▶ [Task to carry out]
Which lines contain the string "icon"? Please list every one of them.

▶ [Listed entries]
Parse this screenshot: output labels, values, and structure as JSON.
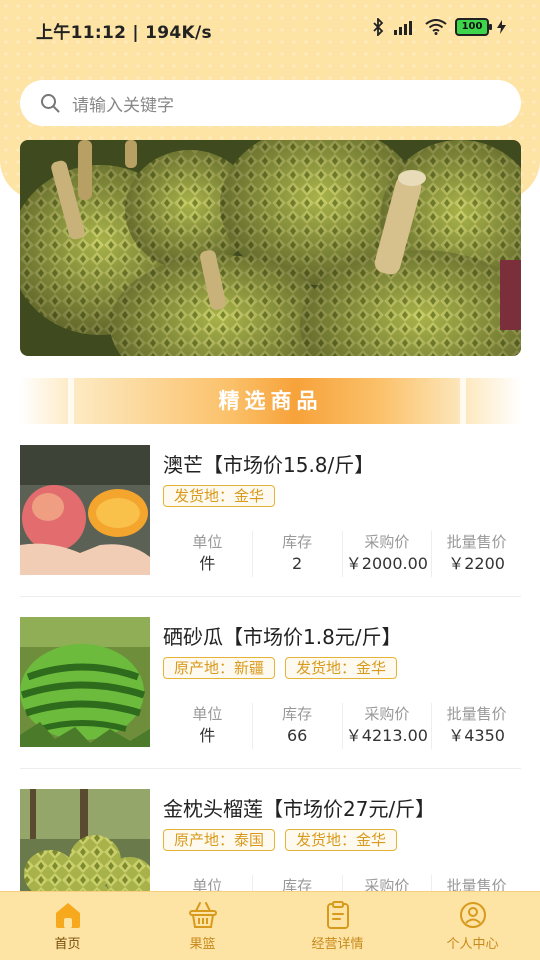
{
  "status_bar": {
    "time": "上午11:12 | 194K/s",
    "battery": "100"
  },
  "search": {
    "placeholder": "请输入关键字"
  },
  "section": {
    "title": "精选商品"
  },
  "stat_labels": {
    "unit": "单位",
    "stock": "库存",
    "purchase_price": "采购价",
    "wholesale_price": "批量售价"
  },
  "products": [
    {
      "name": "澳芒【市场价15.8/斤】",
      "tags": [
        "发货地：金华"
      ],
      "unit": "件",
      "stock": "2",
      "purchase_price": "￥2000.00",
      "wholesale_price": "￥2200"
    },
    {
      "name": "硒砂瓜【市场价1.8元/斤】",
      "tags": [
        "原产地：新疆",
        "发货地：金华"
      ],
      "unit": "件",
      "stock": "66",
      "purchase_price": "￥4213.00",
      "wholesale_price": "￥4350"
    },
    {
      "name": "金枕头榴莲【市场价27元/斤】",
      "tags": [
        "原产地：泰国",
        "发货地：金华"
      ],
      "unit": "",
      "stock": "",
      "purchase_price": "",
      "wholesale_price": ""
    }
  ],
  "tabbar": {
    "items": [
      {
        "label": "首页",
        "icon": "home-icon"
      },
      {
        "label": "果篮",
        "icon": "basket-icon"
      },
      {
        "label": "经营详情",
        "icon": "clipboard-icon"
      },
      {
        "label": "个人中心",
        "icon": "user-icon"
      }
    ],
    "active_color": "#7a4d07",
    "inactive_color": "#c68a1c"
  },
  "colors": {
    "accent": "#f7a23a",
    "header_bg": "#fde3a4",
    "tag": "#e6b33a"
  }
}
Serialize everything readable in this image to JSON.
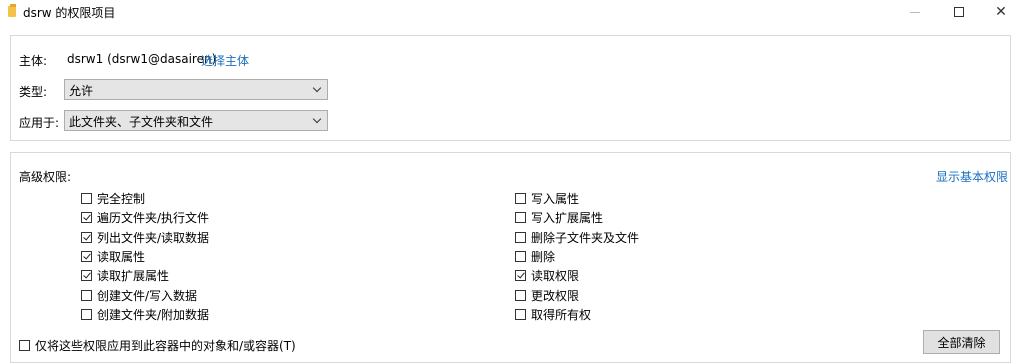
{
  "window": {
    "title": "dsrw 的权限项目",
    "minimize_icon": "minimize-icon",
    "maximize_icon": "maximize-icon",
    "close_icon": "close-icon",
    "close_glyph": "✕"
  },
  "principal": {
    "label": "主体:",
    "value": "dsrw1 (dsrw1@dasairen)",
    "select_link": "选择主体"
  },
  "type": {
    "label": "类型:",
    "selected": "允许"
  },
  "applies_to": {
    "label": "应用于:",
    "selected": "此文件夹、子文件夹和文件"
  },
  "advanced": {
    "label": "高级权限:",
    "show_basic_link": "显示基本权限",
    "left_column": [
      {
        "label": "完全控制",
        "checked": false
      },
      {
        "label": "遍历文件夹/执行文件",
        "checked": true
      },
      {
        "label": "列出文件夹/读取数据",
        "checked": true
      },
      {
        "label": "读取属性",
        "checked": true
      },
      {
        "label": "读取扩展属性",
        "checked": true
      },
      {
        "label": "创建文件/写入数据",
        "checked": false
      },
      {
        "label": "创建文件夹/附加数据",
        "checked": false
      }
    ],
    "right_column": [
      {
        "label": "写入属性",
        "checked": false
      },
      {
        "label": "写入扩展属性",
        "checked": false
      },
      {
        "label": "删除子文件夹及文件",
        "checked": false
      },
      {
        "label": "删除",
        "checked": false
      },
      {
        "label": "读取权限",
        "checked": true
      },
      {
        "label": "更改权限",
        "checked": false
      },
      {
        "label": "取得所有权",
        "checked": false
      }
    ]
  },
  "apply_only": {
    "label": "仅将这些权限应用到此容器中的对象和/或容器(T)",
    "checked": false
  },
  "clear_all_button": "全部清除"
}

▶ [Solution for this problem]
        "icon": "home-icon"
        "icon": "basket-icon"
        "icon": "clipboard-icon"
        "icon": "user-icon"
    "minimize_icon": "minimize-icon",
    "maximize_icon": "maximize-icon",
    "close_icon": "close-icon",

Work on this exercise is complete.